Raw records:
○ ○ ○ ○ ○ ○ ○

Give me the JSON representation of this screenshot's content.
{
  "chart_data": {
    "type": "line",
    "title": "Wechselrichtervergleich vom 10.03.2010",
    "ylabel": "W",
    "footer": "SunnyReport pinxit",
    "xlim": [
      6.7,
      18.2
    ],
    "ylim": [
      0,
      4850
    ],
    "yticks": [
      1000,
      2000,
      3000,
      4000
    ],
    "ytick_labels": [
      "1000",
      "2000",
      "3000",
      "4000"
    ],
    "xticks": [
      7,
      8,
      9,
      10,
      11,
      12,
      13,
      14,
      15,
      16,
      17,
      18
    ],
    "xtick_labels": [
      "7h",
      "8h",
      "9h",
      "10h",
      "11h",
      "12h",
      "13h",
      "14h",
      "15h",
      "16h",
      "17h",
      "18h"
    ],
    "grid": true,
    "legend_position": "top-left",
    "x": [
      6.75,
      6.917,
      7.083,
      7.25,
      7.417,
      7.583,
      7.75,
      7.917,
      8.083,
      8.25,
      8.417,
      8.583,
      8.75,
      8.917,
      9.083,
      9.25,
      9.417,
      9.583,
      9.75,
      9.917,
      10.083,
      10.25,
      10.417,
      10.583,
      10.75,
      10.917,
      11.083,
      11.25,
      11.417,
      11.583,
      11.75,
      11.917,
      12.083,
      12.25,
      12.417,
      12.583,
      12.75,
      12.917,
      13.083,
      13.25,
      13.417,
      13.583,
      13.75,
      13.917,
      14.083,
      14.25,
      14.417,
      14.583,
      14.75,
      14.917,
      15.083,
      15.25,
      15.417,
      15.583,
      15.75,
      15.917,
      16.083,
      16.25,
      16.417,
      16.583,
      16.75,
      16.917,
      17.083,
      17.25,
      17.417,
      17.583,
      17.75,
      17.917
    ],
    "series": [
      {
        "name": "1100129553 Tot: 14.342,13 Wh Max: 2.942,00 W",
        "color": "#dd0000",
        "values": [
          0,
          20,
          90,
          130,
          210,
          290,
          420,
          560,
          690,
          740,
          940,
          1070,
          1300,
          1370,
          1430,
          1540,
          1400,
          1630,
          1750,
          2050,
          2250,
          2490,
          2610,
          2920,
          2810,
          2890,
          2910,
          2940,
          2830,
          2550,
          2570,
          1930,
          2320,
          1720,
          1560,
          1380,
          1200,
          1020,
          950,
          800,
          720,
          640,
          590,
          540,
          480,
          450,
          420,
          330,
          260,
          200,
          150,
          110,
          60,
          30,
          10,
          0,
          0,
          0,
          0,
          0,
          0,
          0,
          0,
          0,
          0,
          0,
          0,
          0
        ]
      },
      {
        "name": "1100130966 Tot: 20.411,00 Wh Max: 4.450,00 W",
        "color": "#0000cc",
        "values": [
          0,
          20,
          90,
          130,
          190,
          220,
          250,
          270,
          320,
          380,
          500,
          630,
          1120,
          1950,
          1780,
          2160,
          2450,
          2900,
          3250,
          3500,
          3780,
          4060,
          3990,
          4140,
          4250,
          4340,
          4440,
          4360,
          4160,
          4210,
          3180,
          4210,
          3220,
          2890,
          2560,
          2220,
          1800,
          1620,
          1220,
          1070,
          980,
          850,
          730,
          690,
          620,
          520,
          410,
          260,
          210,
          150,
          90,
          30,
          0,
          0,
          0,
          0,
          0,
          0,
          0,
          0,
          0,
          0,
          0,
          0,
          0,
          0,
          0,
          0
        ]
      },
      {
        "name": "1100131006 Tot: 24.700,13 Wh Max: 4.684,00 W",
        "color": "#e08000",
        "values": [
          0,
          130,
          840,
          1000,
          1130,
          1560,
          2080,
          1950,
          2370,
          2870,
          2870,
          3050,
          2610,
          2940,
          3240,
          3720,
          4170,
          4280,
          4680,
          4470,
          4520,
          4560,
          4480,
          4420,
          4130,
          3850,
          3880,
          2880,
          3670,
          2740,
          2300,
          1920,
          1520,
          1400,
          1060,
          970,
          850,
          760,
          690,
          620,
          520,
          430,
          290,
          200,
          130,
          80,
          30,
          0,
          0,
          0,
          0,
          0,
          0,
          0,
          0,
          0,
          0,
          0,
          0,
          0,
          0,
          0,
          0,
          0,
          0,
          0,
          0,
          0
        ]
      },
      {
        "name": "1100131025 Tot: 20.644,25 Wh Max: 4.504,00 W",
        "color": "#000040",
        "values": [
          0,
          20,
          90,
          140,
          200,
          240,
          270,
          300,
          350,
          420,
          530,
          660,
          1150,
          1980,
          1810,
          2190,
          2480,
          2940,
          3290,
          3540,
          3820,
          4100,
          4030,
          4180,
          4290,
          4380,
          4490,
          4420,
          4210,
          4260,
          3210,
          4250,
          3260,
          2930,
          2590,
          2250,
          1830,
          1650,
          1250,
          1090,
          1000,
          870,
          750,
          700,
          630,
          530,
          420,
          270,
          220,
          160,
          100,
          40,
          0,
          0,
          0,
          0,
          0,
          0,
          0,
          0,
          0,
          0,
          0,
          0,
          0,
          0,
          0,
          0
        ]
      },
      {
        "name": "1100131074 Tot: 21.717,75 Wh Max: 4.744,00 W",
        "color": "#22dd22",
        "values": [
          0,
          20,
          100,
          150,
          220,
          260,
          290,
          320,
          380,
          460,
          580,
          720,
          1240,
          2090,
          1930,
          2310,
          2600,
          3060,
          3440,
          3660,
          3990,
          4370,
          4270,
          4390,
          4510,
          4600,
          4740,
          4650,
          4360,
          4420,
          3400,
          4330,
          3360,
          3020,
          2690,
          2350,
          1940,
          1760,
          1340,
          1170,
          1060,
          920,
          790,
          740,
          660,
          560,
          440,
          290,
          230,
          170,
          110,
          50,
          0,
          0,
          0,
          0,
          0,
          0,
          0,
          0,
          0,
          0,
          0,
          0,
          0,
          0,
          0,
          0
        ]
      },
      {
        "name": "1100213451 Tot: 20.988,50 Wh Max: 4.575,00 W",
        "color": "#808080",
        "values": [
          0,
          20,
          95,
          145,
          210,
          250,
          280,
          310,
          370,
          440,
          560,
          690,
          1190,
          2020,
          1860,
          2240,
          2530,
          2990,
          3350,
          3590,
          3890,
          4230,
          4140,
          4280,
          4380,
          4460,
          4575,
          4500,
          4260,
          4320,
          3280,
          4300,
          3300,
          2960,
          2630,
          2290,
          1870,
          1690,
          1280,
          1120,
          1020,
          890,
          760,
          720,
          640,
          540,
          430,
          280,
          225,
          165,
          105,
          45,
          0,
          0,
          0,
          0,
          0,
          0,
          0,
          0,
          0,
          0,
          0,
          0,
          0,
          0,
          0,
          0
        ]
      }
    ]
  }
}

○ ○ ○ ○ ○ ○ ○

■ GIVEN INSTRUCTION
Wherever a line in the data above holds "color", copy that line.

■ THE REPLY
        "color": "#dd0000",
        "color": "#0000cc",
        "color": "#e08000",
        "color": "#000040",
        "color": "#22dd22",
        "color": "#808080",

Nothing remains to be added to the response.